KUTIPAN SUMBER –
· · ·

Baca berita dengan sedikit iklan, klik di sini

Internasional

Sebuah Lawatan Penuh Cinta

Paus Fransiskus baru saja mengakhiri lawatannya di Amerika Serikat. Di Philadelphia ia berbicara tentang imigrasi, kebebasan beragama, juga memimpin misa. Laporan dari kota yang dijuluki The City of Brotherly Love itu.

5 Oktober 2015 | 00.00 WIB

Image of Tempo
Perbesar

Baca berita dengan sedikit iklan, klik di sini

Ribuan orang berdatangan sejak subuh, memasuki bagian tengah Philadelphia, Amerika Serikat. Sebagian besar dari mereka, pada Sabtu dan Minggu dua pekan lalu itu, harus berjalan kaki berkilo-kilometer menuju tempat acara. Anak-anak, perempuan, dan laki-laki segala umur terlihat bangga memegang bendera Vatikan, kuning putih, dan bendera Amerika. Banyak pula yang datang berkelompok dan memakai kaus dari gereja atau organisasi masing-masing.

· · ·

CATATAN –
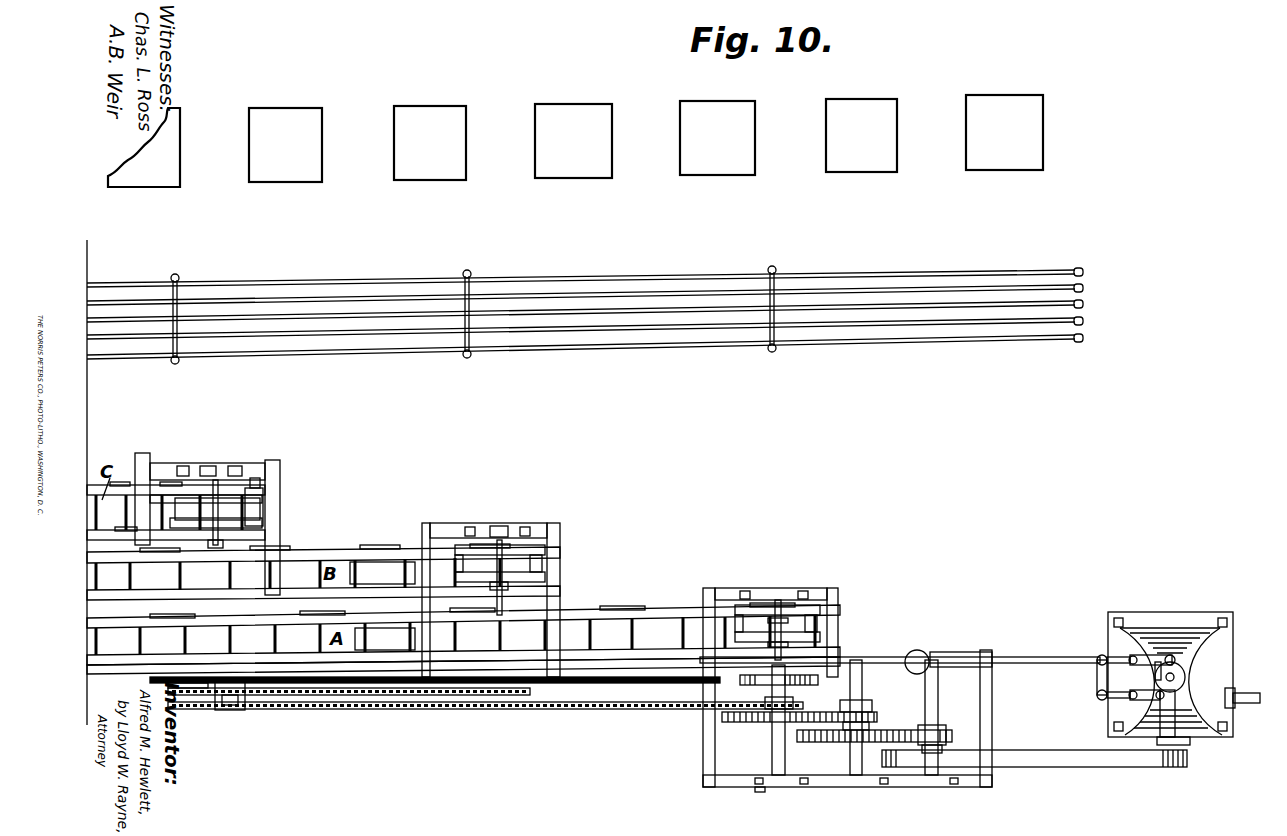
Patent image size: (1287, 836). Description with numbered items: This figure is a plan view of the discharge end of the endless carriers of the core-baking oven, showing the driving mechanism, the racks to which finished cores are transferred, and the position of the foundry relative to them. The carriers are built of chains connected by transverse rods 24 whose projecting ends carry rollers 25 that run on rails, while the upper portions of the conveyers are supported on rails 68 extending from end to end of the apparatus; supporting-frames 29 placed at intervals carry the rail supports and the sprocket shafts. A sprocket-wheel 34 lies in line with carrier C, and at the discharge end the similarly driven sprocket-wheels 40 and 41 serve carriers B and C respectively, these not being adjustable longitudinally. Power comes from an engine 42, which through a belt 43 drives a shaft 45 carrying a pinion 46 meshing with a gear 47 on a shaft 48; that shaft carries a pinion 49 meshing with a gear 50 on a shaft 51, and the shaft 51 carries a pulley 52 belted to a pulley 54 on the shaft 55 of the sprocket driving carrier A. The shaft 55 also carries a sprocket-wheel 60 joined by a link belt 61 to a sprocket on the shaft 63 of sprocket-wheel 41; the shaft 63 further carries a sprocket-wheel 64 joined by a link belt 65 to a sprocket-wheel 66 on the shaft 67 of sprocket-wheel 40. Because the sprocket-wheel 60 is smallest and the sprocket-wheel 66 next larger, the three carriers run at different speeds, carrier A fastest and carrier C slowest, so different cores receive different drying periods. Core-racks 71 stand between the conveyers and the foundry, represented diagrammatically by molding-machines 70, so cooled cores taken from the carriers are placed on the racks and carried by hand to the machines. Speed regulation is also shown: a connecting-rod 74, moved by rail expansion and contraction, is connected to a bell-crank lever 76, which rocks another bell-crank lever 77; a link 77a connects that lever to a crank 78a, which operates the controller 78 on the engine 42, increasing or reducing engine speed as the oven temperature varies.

The molding-machines 70 is at (575, 141).
The core-racks 71 is at (337, 300).
The supporting-frames 29 is at (258, 462).
The rollers 25 is at (128, 482).
The transverse rods 24 is at (176, 508).
The rails 68 is at (105, 540).
The shaft 63 is at (212, 578).
The sprocket-wheel 64 is at (238, 697).
The link belt 61 is at (380, 703).
The link belt 65 is at (412, 695).
The sprocket-wheel 66 is at (535, 690).
The sprocket-wheel 41 is at (265, 503).
The sprocket-wheel 40 is at (552, 568).
The shaft 67 is at (502, 604).
The sprocket-wheel 34 is at (808, 640).
The shaft 55 is at (768, 625).
The connecting-rod 74 is at (300, 672).
The pulley 54 is at (740, 681).
The sprocket-wheel 60 is at (793, 703).
The gear 50 is at (755, 722).
The shaft 51 is at (772, 748).
The pulley 52 is at (778, 787).
The gear 47 is at (875, 733).
The pinion 49 is at (872, 712).
The shaft 48 is at (862, 692).
The shaft 45 is at (938, 700).
The pinion 46 is at (946, 735).
The belt 43 is at (1040, 750).
The engine 42 is at (1195, 650).
The controller 78 is at (1186, 685).
The crank 78a is at (1178, 665).
The bell-crank lever 76 is at (1097, 684).
The bell-crank lever 77 is at (1132, 680).
The link 77a is at (1158, 660).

· · ·

YANG DIMINTA –
Lanjutkan laporan tentang lawatan Paus Fransiskus di Philadelphia, mulai dari sesudah kalimat terakhir laporan itu.

HASIL TUGAS –
Tak mudah bepergian pada hari itu, juga hari-hari sebelumnya—sekurang-kurangnya sejak lima hari sebelumnya. Menjelang kedatangan Paus Fransiskus, masyarakat yang tinggal di tengah kota atau Center City harus "tersiksa" karena jadwal bus dan kereta yang berubah. Ribuan penumpang harus berjalan paling tidak dua kilometer menuju pusat kota. Kendaraan umum tak boleh memasuki pusat kota. Hanya ambulans dan mobil polisi serta mobil petugas keamanan yang diizinkan.

Pengamanan yang ketat terlihat, misalnya, dari pagar setinggi tiga meter yang diletakkan di antara trotoar dan jalan raya. Kota berpenduduk 1,5 juta orang di Negara Bagian Pennsylvania itu jadi terlihat tak ramah, seperti penjara. Selain itu, masih ada penghalang beton dan rak sepeda yang digunakan petugas untuk membarikade jalan dan menjadi pos pemeriksaan memasuki tempat-tempat yang akan dikunjungi Paus.

Di Philadelphia, seperti juga sebelumnya di Washington DC dan Kota New York, lawatan pemimpin tertinggi Gereja Katolik Roma ini membutuhkan pengawalan keamanan berlipat-lipat. Sekitar 2.000 anggota National Guard, 265 teknisi bom, dan lebih dari 160 anjing pelacak bom disiagakan untuk menjaga kota.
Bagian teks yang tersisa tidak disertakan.